### Aim of the task:
Every line below is to be quoted exactly, with nothing added or dropped.

### Exercise inputs:

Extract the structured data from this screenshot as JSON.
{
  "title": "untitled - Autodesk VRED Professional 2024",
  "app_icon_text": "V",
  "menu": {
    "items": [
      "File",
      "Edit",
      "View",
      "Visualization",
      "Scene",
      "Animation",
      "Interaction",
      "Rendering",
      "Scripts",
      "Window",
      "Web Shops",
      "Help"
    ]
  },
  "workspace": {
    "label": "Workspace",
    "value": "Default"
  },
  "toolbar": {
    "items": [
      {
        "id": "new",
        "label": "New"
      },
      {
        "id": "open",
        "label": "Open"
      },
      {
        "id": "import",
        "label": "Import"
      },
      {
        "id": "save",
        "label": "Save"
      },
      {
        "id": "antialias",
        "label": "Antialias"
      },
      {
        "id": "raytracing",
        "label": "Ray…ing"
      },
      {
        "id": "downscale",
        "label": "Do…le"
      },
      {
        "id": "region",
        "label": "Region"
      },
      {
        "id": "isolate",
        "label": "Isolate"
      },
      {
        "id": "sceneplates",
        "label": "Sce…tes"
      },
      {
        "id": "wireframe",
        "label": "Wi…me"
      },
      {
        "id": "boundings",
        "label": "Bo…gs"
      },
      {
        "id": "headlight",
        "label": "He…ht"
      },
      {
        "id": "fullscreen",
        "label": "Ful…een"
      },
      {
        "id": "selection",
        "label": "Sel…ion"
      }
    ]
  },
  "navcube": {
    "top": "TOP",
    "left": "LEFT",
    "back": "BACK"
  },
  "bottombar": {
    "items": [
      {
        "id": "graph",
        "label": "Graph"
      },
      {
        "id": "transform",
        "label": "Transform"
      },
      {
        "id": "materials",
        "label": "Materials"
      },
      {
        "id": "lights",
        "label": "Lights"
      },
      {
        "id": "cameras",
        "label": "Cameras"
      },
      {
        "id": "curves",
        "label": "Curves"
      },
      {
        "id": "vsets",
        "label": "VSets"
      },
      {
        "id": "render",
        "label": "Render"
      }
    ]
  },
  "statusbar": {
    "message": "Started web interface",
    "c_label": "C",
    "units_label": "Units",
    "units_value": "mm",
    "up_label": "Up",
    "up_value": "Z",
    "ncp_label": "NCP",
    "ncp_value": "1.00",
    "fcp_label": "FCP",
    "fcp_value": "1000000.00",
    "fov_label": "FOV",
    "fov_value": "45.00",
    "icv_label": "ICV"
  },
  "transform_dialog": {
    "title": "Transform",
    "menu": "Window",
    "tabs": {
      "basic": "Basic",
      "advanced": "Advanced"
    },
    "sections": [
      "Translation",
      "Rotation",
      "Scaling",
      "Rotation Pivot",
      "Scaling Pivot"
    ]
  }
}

### Full output:
Extract the structured data from this screenshot as JSON.
{
  "title": "untitled - Autodesk VRED Professional 2024",
  "app_icon_text": "V",
  "menu": {
    "items": [
      "File",
      "Edit",
      "View",
      "Visualization",
      "Scene",
      "Animation",
      "Interaction",
      "Rendering",
      "Scripts",
      "Window",
      "Web Shops",
      "Help"
    ]
  },
  "workspace": {
    "label": "Workspace",
    "value": "Default"
  },
  "toolbar": {
    "items": [
      {
        "id": "new",
        "label": "New"
      },
      {
        "id": "open",
        "label": "Open"
      },
      {
        "id": "import",
        "label": "Import"
      },
      {
        "id": "save",
        "label": "Save"
      },
      {
        "id": "antialias",
        "label": "Antialias"
      },
      {
        "id": "raytracing",
        "label": "Ray…ing"
      },
      {
        "id": "downscale",
        "label": "Do…le"
      },
      {
        "id": "region",
        "label": "Region"
      },
      {
        "id": "isolate",
        "label": "Isolate"
      },
      {
        "id": "sceneplates",
        "label": "Sce…tes"
      },
      {
        "id": "wireframe",
        "label": "Wi…me"
      },
      {
        "id": "boundings",
        "label": "Bo…gs"
      },
      {
        "id": "headlight",
        "label": "He…ht"
      },
      {
        "id": "fullscreen",
        "label": "Ful…een"
      },
      {
        "id": "selection",
        "label": "Sel…ion"
      }
    ]
  },
  "navcube": {
    "top": "TOP",
    "left": "LEFT",
    "back": "BACK"
  },
  "bottombar": {
    "items": [
      {
        "id": "graph",
        "label": "Graph"
      },
      {
        "id": "transform",
        "label": "Transform"
      },
      {
        "id": "materials",
        "label": "Materials"
      },
      {
        "id": "lights",
        "label": "Lights"
      },
      {
        "id": "cameras",
        "label": "Cameras"
      },
      {
        "id": "curves",
        "label": "Curves"
      },
      {
        "id": "vsets",
        "label": "VSets"
      },
      {
        "id": "render",
        "label": "Render"
      }
    ]
  },
  "statusbar": {
    "message": "Started web interface",
    "c_label": "C",
    "units_label": "Units",
    "units_value": "mm",
    "up_label": "Up",
    "up_value": "Z",
    "ncp_label": "NCP",
    "ncp_value": "1.00",
    "fcp_label": "FCP",
    "fcp_value": "1000000.00",
    "fov_label": "FOV",
    "fov_value": "45.00",
    "icv_label": "ICV"
  },
  "transform_dialog": {
    "title": "Transform",
    "menu": "Window",
    "tabs": {
      "basic": "Basic",
      "advanced": "Advanced"
    },
    "sections": [
      "Translation",
      "Rotation",
      "Scaling",
      "Rotation Pivot",
      "Scaling Pivot"
    ]
  }
}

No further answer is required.